- [Work to do]: Collect all lines containing the word "again" from the data.
====== Supplied records
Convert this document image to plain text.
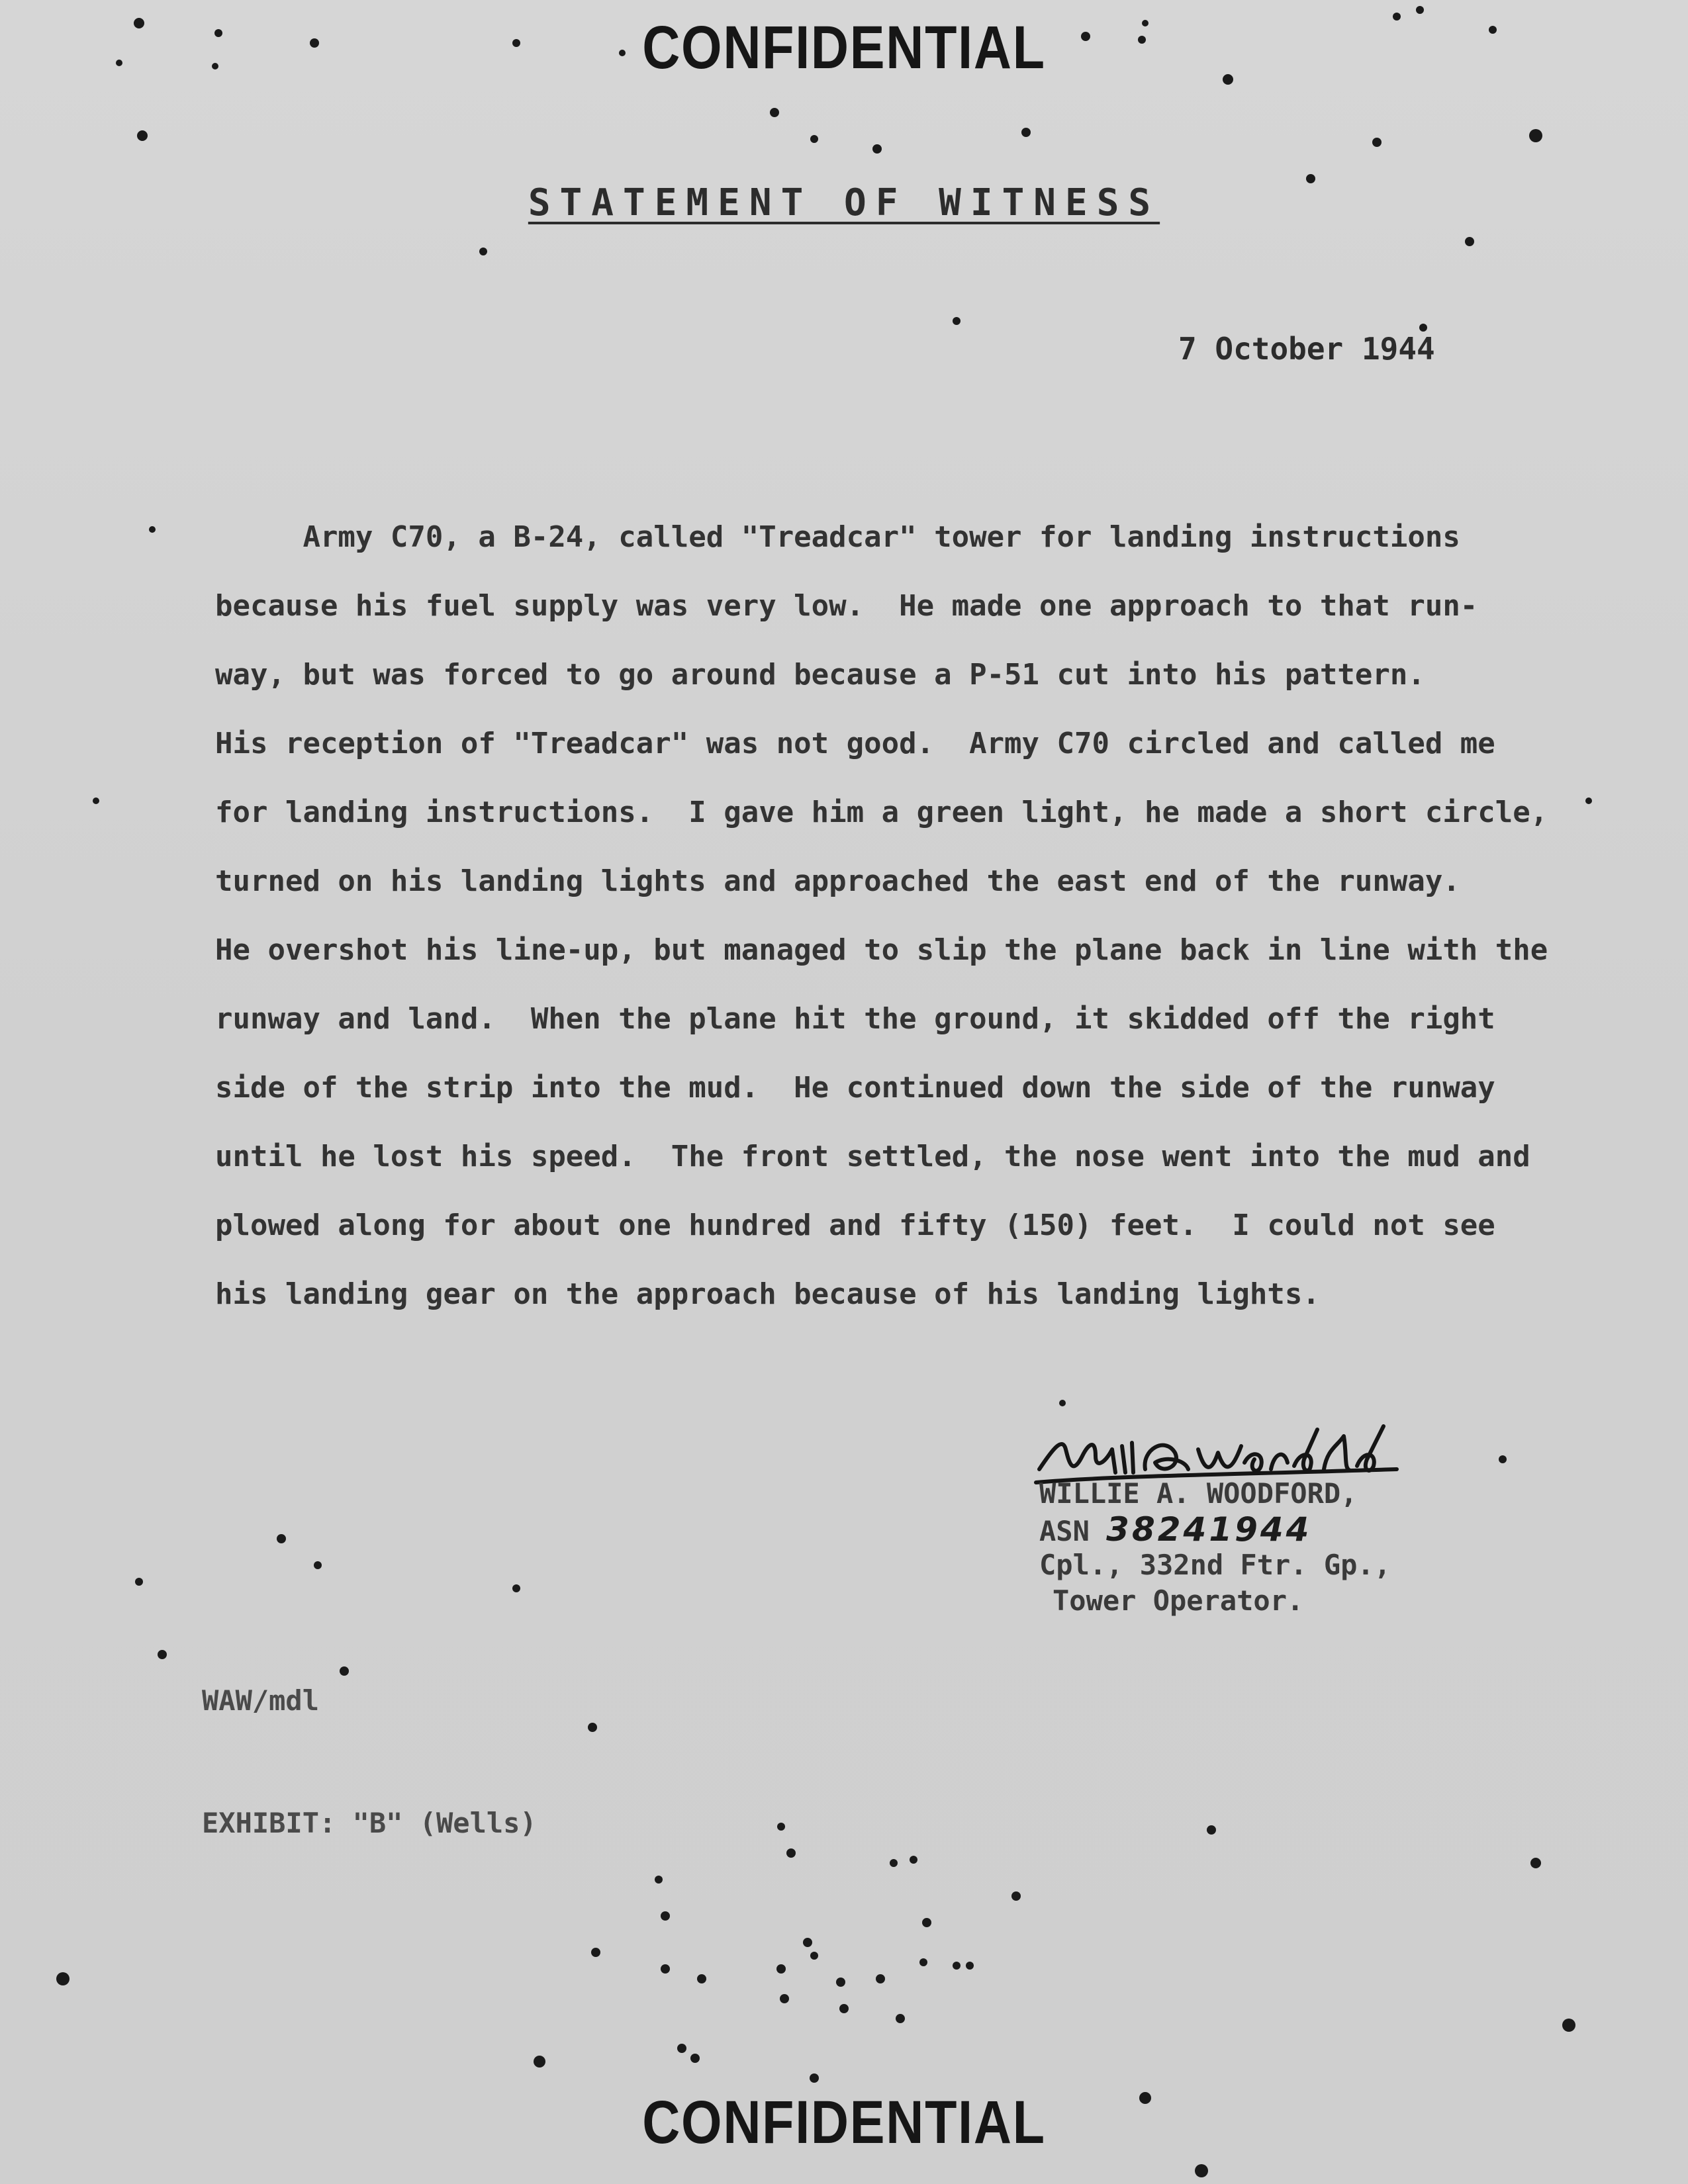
CONFIDENTIAL
STATEMENT OF WITNESS
7 October 1944
Army C70, a B-24, called "Treadcar" tower for landing instructions
because his fuel supply was very low.  He made one approach to that run-
way, but was forced to go around because a P-51 cut into his pattern.
His reception of "Treadcar" was not good.  Army C70 circled and called me
for landing instructions.  I gave him a green light, he made a short circle,
turned on his landing lights and approached the east end of the runway.
He overshot his line-up, but managed to slip the plane back in line with the
runway and land.  When the plane hit the ground, it skidded off the right
side of the strip into the mud.  He continued down the side of the runway
until he lost his speed.  The front settled, the nose went into the mud and
plowed along for about one hundred and fifty (150) feet.  I could not see
his landing gear on the approach because of his landing lights.
WILLIE A. WOODFORD,
ASN 38241944
Cpl., 332nd Ftr. Gp.,
Tower Operator.
WAW/mdl
EXHIBIT: "B" (Wells)
CONFIDENTIAL
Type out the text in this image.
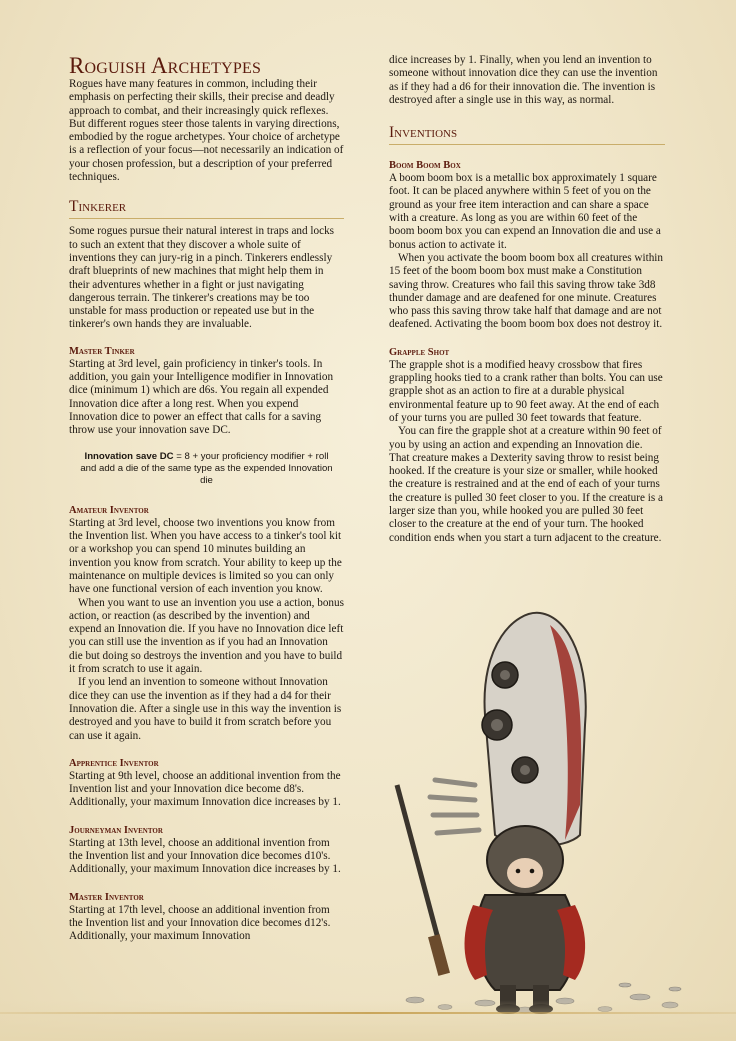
Roguish Archetypes

Rogues have many features in common, including their emphasis on perfecting their skills, their precise and deadly approach to combat, and their increasingly quick reflexes. But different rogues steer those talents in varying directions, embodied by the rogue archetypes. Your choice of archetype is a reflection of your focus—not necessarily an indication of your chosen profession, but a description of your preferred techniques.

Tinkerer

Some rogues pursue their natural interest in traps and locks to such an extent that they discover a whole suite of inventions they can jury-rig in a pinch. Tinkerers endlessly draft blueprints of new machines that might help them in their adventures whether in a fight or just navigating dangerous terrain. The tinkerer's creations may be too unstable for mass production or repeated use but in the tinkerer's own hands they are invaluable.

Master Tinker

Starting at 3rd level, gain proficiency in tinker's tools. In addition, you gain your Intelligence modifier in Innovation dice (minimum 1) which are d6s. You regain all expended Innovation dice after a long rest. When you expend Innovation dice to power an effect that calls for a saving throw use your innovation save DC.

Innovation save DC = 8 + your proficiency modifier + roll and add a die of the same type as the expended Innovation die
Amateur Inventor

Starting at 3rd level, choose two inventions you know from the Invention list. When you have access to a tinker's tool kit or a workshop you can spend 10 minutes building an invention you know from scratch. Your ability to keep up the maintenance on multiple devices is limited so you can only have one functional version of each invention you know.

When you want to use an invention you use a action, bonus action, or reaction (as described by the invention) and expend an Innovation die. If you have no Innovation dice left you can still use the invention as if you had an Innovation die but doing so destroys the invention and you have to build it from scratch to use it again.

If you lend an invention to someone without Innovation dice they can use the invention as if they had a d4 for their Innovation die. After a single use in this way the invention is destroyed and you have to build it from scratch before you can use it again.

Apprentice Inventor

Starting at 9th level, choose an additional invention from the Invention list and your Innovation dice become d8's. Additionally, your maximum Innovation dice increases by 1.

Journeyman Inventor

Starting at 13th level, choose an additional invention from the Invention list and your Innovation dice becomes d10's. Additionally, your maximum Innovation dice increases by 1.

Master Inventor

Starting at 17th level, choose an additional invention from the Invention list and your Innovation dice becomes d12's. Additionally, your maximum Innovation

dice increases by 1. Finally, when you lend an invention to someone without innovation dice they can use the invention as if they had a d6 for their innovation die. The invention is destroyed after a single use in this way, as normal.

Inventions
Boom Boom Box

A boom boom box is a metallic box approximately 1 square foot. It can be placed anywhere within 5 feet of you on the ground as your free item interaction and can share a space with a creature. As long as you are within 60 feet of the boom boom box you can expend an Innovation die and use a bonus action to activate it.

When you activate the boom boom box all creatures within 15 feet of the boom boom box must make a Constitution saving throw. Creatures who fail this saving throw take 3d8 thunder damage and are deafened for one minute. Creatures who pass this saving throw take half that damage and are not deafened. Activating the boom boom box does not destroy it.

Grapple Shot

The grapple shot is a modified heavy crossbow that fires grappling hooks tied to a crank rather than bolts. You can use grapple shot as an action to fire at a durable physical environmental feature up to 90 feet away. At the end of each of your turns you are pulled 30 feet towards that feature.

You can fire the grapple shot at a creature within 90 feet of you by using an action and expending an Innovation die. That creature makes a Dexterity saving throw to resist being hooked. If the creature is your size or smaller, while hooked the creature is restrained and at the end of each of your turns the creature is pulled 30 feet closer to you. If the creature is a larger size than you, while hooked you are pulled 30 feet closer to the creature at the end of your turn. The hooked condition ends when you start a turn adjacent to the creature.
============
- [Solution for this task]:
When you want to use an invention you use a action, bonus action, or reaction (as described by the invention) and expend an Innovation die. If you have no Innovation dice left you can still use the invention as if you had an Innovation die but doing so destroys the invention and you have to build it from scratch to use it again.
If you lend an invention to someone without Innovation dice they can use the invention as if they had a d4 for their Innovation die. After a single use in this way the invention is destroyed and you have to build it from scratch before you can use it again.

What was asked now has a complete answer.